Goal of the exercise: Copy out all lines that hold "this".

(Raw records)
● ● ● ●

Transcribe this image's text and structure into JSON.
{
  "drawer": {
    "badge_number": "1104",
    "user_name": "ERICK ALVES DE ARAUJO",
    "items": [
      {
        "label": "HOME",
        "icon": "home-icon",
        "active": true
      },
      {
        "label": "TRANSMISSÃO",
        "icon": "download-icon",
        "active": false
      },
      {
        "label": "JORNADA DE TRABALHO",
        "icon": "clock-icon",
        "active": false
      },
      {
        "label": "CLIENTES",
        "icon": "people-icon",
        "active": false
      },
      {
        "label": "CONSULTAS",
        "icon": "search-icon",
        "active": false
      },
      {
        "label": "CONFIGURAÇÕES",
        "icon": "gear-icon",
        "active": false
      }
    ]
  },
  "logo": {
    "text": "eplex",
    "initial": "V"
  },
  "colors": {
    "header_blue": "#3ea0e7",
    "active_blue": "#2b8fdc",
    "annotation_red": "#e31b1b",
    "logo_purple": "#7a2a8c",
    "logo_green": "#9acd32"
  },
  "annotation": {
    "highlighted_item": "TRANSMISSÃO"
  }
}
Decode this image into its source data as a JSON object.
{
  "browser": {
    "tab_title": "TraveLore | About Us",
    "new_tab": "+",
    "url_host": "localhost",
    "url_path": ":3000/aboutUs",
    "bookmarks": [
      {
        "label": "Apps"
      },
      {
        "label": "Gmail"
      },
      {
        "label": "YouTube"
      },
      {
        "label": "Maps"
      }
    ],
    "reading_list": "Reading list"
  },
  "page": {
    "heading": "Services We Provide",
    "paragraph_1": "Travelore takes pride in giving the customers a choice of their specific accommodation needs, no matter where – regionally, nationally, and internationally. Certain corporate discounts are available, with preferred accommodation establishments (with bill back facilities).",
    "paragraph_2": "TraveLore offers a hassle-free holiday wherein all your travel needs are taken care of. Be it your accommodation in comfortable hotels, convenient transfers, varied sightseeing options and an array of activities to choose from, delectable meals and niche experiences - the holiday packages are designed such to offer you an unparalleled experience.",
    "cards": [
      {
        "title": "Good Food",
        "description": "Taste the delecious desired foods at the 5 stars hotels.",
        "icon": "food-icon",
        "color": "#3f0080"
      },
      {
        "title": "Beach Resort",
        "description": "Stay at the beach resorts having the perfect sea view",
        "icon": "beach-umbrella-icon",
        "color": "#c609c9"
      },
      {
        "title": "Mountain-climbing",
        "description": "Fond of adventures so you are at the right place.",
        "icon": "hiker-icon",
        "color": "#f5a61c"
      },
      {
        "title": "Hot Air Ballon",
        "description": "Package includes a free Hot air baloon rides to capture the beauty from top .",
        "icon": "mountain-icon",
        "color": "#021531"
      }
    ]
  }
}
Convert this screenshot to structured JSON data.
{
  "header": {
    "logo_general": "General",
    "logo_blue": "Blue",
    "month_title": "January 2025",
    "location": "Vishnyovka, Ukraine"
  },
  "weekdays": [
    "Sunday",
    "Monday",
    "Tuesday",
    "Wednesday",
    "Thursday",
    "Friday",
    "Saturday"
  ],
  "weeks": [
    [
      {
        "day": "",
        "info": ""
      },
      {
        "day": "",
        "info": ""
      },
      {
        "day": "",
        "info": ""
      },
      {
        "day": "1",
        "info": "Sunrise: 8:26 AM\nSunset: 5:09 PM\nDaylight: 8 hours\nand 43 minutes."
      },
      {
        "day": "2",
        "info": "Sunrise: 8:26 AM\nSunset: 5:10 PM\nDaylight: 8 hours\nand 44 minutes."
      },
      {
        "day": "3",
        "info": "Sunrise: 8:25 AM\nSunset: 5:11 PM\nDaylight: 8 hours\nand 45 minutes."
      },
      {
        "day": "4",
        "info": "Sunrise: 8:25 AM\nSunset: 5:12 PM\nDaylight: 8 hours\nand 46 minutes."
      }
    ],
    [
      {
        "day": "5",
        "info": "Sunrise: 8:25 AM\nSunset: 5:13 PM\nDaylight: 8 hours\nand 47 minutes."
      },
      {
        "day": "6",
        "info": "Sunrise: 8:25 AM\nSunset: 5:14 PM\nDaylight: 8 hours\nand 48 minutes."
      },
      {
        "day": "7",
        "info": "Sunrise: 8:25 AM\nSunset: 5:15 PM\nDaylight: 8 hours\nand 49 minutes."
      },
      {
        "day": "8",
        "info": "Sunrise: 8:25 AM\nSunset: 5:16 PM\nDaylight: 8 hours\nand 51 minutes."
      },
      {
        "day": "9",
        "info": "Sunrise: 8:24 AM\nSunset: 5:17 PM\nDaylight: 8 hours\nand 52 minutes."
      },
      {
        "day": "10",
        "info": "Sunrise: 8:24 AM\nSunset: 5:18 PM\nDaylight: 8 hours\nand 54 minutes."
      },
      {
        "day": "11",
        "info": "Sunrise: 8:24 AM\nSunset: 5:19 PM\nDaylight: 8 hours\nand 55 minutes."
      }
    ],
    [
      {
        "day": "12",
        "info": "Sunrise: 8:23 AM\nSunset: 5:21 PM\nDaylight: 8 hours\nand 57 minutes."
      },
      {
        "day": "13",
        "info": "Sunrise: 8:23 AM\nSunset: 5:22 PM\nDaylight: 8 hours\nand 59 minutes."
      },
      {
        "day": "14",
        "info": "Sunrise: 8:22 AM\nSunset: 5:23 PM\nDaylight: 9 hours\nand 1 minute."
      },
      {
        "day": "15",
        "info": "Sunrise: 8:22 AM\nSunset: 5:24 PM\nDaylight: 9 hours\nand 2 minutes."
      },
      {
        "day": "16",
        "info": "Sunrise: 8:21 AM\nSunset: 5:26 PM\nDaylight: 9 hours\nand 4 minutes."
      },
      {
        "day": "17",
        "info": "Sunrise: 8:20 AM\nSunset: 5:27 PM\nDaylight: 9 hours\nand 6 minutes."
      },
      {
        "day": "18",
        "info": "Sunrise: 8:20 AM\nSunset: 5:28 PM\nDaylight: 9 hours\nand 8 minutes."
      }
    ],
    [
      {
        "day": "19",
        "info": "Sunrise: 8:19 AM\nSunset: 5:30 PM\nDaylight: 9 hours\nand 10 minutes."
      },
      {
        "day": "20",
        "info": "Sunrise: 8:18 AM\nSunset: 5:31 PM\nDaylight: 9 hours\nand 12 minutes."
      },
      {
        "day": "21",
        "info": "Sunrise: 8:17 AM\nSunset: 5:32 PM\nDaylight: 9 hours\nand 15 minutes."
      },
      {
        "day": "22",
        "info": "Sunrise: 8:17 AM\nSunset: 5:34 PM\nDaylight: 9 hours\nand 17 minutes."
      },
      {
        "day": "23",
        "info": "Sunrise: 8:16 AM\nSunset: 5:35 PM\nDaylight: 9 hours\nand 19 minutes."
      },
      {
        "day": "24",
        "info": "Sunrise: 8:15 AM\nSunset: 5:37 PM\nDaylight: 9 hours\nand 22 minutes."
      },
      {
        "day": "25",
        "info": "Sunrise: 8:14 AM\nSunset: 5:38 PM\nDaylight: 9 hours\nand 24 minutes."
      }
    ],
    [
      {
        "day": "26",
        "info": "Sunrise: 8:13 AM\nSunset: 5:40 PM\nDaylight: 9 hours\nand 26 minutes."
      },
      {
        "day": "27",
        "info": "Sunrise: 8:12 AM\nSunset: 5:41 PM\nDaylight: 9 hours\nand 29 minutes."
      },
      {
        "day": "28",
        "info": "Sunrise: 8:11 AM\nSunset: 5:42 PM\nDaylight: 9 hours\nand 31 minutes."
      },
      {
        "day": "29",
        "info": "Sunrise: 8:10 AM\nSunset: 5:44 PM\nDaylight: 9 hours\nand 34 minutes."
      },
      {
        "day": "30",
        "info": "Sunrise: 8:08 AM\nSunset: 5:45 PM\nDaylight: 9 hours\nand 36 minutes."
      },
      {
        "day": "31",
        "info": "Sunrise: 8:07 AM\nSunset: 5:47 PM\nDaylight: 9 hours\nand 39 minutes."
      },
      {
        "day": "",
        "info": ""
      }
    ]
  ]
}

● ● ● ●

Task solution:
Transcribe this image's text and structure into JSON.
Decode this image into its source data as a JSON object.
Convert this screenshot to structured JSON data.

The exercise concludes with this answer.